## start
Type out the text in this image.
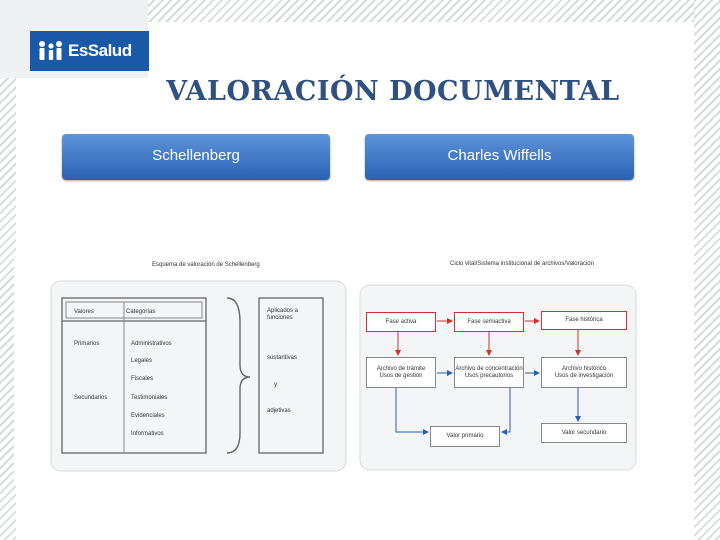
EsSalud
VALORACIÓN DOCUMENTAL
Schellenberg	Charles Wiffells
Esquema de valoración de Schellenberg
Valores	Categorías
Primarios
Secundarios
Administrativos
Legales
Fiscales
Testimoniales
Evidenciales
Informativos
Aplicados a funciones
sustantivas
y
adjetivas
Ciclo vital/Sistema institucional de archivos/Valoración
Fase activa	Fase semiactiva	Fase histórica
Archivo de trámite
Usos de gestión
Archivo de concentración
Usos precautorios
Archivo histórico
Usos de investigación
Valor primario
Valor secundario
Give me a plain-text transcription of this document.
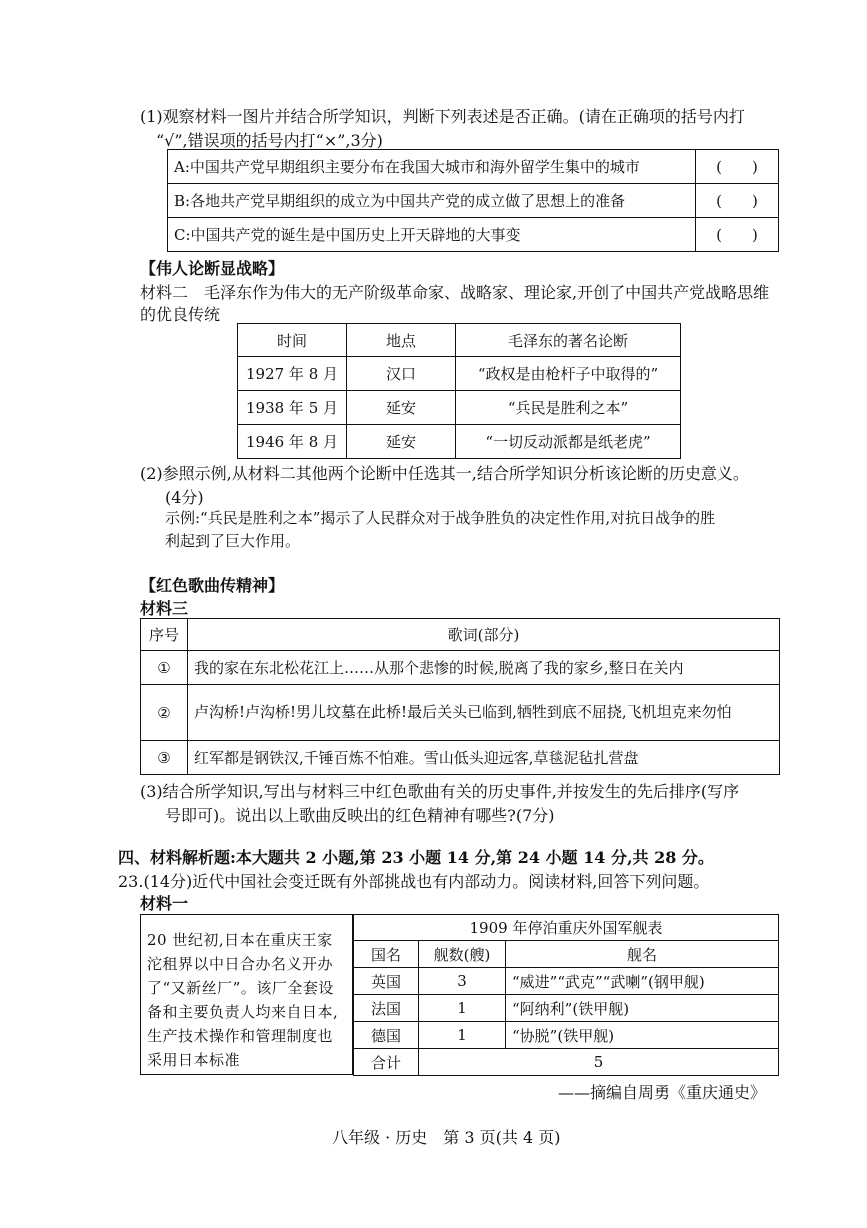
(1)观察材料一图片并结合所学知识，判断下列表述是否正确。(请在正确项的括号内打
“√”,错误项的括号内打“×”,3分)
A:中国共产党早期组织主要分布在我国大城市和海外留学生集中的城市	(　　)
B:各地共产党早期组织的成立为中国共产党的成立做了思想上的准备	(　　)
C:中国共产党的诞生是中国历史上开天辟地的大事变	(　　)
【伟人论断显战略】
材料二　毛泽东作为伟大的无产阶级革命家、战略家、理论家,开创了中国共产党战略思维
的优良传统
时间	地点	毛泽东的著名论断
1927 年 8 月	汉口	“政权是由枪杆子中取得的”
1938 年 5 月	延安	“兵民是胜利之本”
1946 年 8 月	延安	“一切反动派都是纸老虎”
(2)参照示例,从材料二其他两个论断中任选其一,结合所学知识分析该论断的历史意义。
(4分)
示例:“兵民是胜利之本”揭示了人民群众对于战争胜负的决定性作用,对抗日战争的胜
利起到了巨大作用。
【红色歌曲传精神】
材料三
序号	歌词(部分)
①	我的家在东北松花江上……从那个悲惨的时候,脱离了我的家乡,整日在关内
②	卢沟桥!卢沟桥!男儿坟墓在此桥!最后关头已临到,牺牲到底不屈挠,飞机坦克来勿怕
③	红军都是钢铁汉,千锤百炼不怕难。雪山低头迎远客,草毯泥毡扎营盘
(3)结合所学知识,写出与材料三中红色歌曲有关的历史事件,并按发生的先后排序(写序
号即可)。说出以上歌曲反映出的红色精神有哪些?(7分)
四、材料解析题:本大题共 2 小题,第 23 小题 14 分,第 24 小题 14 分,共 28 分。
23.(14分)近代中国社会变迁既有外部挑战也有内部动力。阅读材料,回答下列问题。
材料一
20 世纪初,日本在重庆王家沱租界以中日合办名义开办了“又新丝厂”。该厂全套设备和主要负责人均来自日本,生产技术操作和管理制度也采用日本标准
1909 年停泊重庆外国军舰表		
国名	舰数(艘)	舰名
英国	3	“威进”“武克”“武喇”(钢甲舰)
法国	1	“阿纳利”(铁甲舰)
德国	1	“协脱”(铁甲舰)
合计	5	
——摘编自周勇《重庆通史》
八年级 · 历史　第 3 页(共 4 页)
## end
### EXERCISE AIM
Determine the number of lines where the string "Schellenberg" occurs, and give that number only.

### THE RESPONSE
2